> **Work instructions**:
Edit the material below so that every "question-icon" becomes "help-icon". Leave everything else unchanged.

> **Entries supplied**:
>> Start
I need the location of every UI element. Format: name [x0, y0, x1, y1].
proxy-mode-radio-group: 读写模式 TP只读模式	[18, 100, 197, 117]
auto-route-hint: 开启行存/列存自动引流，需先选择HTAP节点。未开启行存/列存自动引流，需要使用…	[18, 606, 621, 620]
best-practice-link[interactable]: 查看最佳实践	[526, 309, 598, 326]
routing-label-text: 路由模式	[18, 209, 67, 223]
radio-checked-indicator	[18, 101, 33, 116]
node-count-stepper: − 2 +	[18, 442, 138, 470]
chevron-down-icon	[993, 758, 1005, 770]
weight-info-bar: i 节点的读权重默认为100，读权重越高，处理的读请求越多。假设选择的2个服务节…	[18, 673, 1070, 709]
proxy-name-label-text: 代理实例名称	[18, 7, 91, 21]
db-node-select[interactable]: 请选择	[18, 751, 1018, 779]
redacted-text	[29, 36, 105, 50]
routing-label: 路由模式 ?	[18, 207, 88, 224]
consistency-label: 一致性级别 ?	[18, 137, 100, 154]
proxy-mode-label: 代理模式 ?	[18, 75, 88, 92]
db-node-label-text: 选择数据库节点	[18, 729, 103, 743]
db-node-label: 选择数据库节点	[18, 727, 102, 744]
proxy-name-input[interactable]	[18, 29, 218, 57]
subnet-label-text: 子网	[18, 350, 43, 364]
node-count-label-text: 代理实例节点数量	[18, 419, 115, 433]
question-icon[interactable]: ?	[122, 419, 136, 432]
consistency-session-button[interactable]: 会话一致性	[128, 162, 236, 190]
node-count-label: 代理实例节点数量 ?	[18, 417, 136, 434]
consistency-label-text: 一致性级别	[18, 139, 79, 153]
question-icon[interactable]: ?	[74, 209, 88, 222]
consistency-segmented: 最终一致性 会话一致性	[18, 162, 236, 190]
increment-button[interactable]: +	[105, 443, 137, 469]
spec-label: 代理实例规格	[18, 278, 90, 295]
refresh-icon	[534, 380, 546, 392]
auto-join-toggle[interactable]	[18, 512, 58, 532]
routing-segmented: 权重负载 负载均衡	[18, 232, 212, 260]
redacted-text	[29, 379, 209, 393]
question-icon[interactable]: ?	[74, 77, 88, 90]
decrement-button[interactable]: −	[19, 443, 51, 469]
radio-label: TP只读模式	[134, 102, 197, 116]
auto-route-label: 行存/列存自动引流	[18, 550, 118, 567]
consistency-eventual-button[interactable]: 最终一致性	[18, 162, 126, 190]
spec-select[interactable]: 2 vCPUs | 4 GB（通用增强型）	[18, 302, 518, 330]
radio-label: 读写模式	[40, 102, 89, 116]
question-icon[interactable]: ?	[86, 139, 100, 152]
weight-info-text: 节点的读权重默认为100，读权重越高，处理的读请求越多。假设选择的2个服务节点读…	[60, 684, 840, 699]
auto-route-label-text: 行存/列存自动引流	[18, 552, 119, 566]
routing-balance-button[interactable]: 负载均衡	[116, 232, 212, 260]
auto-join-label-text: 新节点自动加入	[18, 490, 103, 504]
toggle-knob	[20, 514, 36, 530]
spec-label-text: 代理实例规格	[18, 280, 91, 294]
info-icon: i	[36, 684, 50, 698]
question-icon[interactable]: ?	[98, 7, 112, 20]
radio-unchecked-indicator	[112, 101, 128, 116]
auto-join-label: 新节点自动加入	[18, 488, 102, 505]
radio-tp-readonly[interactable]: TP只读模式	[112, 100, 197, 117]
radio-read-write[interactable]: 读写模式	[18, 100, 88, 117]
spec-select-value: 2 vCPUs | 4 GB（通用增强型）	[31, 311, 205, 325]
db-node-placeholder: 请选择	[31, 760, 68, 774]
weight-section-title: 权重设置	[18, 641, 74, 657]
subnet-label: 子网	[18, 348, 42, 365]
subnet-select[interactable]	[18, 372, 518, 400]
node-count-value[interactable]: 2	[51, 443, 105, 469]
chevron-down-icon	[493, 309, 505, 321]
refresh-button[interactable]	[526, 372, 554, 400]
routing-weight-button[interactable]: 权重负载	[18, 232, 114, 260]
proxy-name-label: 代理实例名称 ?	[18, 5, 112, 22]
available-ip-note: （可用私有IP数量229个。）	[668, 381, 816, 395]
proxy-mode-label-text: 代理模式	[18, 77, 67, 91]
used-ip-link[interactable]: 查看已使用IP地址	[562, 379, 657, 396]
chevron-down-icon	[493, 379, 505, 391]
>> End
> **Reply to the task**:
I need the location of every UI element. Format: name [x0, y0, x1, y1].
proxy-mode-radio-group: 读写模式 TP只读模式	[18, 100, 197, 117]
auto-route-hint: 开启行存/列存自动引流，需先选择HTAP节点。未开启行存/列存自动引流，需要使用…	[18, 606, 621, 620]
best-practice-link[interactable]: 查看最佳实践	[526, 309, 598, 326]
routing-label-text: 路由模式	[18, 209, 67, 223]
radio-checked-indicator	[18, 101, 33, 116]
node-count-stepper: − 2 +	[18, 442, 138, 470]
chevron-down-icon	[993, 758, 1005, 770]
weight-info-bar: i 节点的读权重默认为100，读权重越高，处理的读请求越多。假设选择的2个服务节…	[18, 673, 1070, 709]
proxy-name-label-text: 代理实例名称	[18, 7, 91, 21]
db-node-select[interactable]: 请选择	[18, 751, 1018, 779]
redacted-text	[29, 36, 105, 50]
routing-label: 路由模式 ?	[18, 207, 88, 224]
consistency-label: 一致性级别 ?	[18, 137, 100, 154]
proxy-mode-label: 代理模式 ?	[18, 75, 88, 92]
db-node-label-text: 选择数据库节点	[18, 729, 103, 743]
db-node-label: 选择数据库节点	[18, 727, 102, 744]
proxy-name-input[interactable]	[18, 29, 218, 57]
subnet-label-text: 子网	[18, 350, 43, 364]
node-count-label-text: 代理实例节点数量	[18, 419, 115, 433]
help-icon[interactable]: ?	[122, 419, 136, 432]
consistency-session-button[interactable]: 会话一致性	[128, 162, 236, 190]
node-count-label: 代理实例节点数量 ?	[18, 417, 136, 434]
consistency-label-text: 一致性级别	[18, 139, 79, 153]
help-icon[interactable]: ?	[74, 209, 88, 222]
consistency-segmented: 最终一致性 会话一致性	[18, 162, 236, 190]
increment-button[interactable]: +	[105, 443, 137, 469]
spec-label: 代理实例规格	[18, 278, 90, 295]
refresh-icon	[534, 380, 546, 392]
auto-join-toggle[interactable]	[18, 512, 58, 532]
routing-segmented: 权重负载 负载均衡	[18, 232, 212, 260]
redacted-text	[29, 379, 209, 393]
help-icon[interactable]: ?	[74, 77, 88, 90]
decrement-button[interactable]: −	[19, 443, 51, 469]
radio-label: TP只读模式	[134, 102, 197, 116]
auto-route-label: 行存/列存自动引流	[18, 550, 118, 567]
consistency-eventual-button[interactable]: 最终一致性	[18, 162, 126, 190]
spec-select[interactable]: 2 vCPUs | 4 GB（通用增强型）	[18, 302, 518, 330]
radio-label: 读写模式	[40, 102, 89, 116]
help-icon[interactable]: ?	[86, 139, 100, 152]
weight-info-text: 节点的读权重默认为100，读权重越高，处理的读请求越多。假设选择的2个服务节点读…	[60, 684, 840, 699]
auto-route-label-text: 行存/列存自动引流	[18, 552, 119, 566]
routing-balance-button[interactable]: 负载均衡	[116, 232, 212, 260]
auto-join-label-text: 新节点自动加入	[18, 490, 103, 504]
toggle-knob	[20, 514, 36, 530]
spec-label-text: 代理实例规格	[18, 280, 91, 294]
info-icon: i	[36, 684, 50, 698]
help-icon[interactable]: ?	[98, 7, 112, 20]
radio-unchecked-indicator	[112, 101, 128, 116]
auto-join-label: 新节点自动加入	[18, 488, 102, 505]
radio-tp-readonly[interactable]: TP只读模式	[112, 100, 197, 117]
radio-read-write[interactable]: 读写模式	[18, 100, 88, 117]
spec-select-value: 2 vCPUs | 4 GB（通用增强型）	[31, 311, 205, 325]
db-node-placeholder: 请选择	[31, 760, 68, 774]
weight-section-title: 权重设置	[18, 641, 74, 657]
subnet-label: 子网	[18, 348, 42, 365]
subnet-select[interactable]	[18, 372, 518, 400]
node-count-value[interactable]: 2	[51, 443, 105, 469]
chevron-down-icon	[493, 309, 505, 321]
refresh-button[interactable]	[526, 372, 554, 400]
routing-weight-button[interactable]: 权重负载	[18, 232, 114, 260]
proxy-name-label: 代理实例名称 ?	[18, 5, 112, 22]
available-ip-note: （可用私有IP数量229个。）	[668, 381, 816, 395]
proxy-mode-label-text: 代理模式	[18, 77, 67, 91]
used-ip-link[interactable]: 查看已使用IP地址	[562, 379, 657, 396]
chevron-down-icon	[493, 379, 505, 391]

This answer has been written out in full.